### [Direction]
Report how many lines of these entries hold the string "าวสารล"; reply with the number alone.

### [Given records]
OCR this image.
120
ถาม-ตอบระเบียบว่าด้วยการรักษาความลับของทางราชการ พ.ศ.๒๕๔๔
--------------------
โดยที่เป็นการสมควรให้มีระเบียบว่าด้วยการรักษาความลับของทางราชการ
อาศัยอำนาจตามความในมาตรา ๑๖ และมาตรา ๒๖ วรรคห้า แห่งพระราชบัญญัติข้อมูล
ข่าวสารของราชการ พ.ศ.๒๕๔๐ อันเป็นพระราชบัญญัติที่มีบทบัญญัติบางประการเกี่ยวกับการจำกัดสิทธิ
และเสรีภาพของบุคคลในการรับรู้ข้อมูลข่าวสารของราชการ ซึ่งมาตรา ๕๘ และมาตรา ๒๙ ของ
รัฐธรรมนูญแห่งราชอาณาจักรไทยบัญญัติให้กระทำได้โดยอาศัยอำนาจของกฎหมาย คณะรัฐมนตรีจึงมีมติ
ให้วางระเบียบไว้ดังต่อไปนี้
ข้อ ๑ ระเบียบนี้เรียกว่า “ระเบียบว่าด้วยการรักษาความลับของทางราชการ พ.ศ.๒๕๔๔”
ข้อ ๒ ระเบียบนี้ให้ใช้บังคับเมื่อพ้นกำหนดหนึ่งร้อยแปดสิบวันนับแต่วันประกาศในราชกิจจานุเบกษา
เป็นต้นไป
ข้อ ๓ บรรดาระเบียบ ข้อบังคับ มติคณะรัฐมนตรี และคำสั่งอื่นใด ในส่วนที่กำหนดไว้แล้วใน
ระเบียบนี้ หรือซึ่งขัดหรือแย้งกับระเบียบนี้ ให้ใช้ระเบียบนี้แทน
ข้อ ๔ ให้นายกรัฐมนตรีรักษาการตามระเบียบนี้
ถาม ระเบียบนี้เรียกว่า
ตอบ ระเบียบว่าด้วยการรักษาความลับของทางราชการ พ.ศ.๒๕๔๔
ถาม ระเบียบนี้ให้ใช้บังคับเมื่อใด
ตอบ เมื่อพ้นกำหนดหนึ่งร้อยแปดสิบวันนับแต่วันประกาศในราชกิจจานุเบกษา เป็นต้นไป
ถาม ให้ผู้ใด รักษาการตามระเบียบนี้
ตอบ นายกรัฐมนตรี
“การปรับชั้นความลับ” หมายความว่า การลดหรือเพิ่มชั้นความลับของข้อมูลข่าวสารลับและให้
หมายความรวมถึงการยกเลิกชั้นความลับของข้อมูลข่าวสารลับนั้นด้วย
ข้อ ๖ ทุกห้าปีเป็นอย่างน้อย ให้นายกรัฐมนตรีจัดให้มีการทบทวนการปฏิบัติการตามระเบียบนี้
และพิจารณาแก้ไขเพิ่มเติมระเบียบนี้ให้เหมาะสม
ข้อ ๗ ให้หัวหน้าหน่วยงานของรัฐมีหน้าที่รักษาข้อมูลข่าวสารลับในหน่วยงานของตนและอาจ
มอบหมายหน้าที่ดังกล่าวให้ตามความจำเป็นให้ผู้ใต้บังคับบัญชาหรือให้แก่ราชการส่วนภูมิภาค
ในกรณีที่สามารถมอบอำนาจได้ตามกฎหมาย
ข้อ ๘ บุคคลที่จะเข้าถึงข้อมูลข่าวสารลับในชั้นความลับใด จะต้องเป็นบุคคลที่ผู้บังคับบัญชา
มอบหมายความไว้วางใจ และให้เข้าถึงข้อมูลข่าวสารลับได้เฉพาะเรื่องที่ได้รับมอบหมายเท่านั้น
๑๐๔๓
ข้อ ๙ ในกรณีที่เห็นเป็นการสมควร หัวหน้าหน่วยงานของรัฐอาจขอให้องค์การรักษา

### [Task solution]
5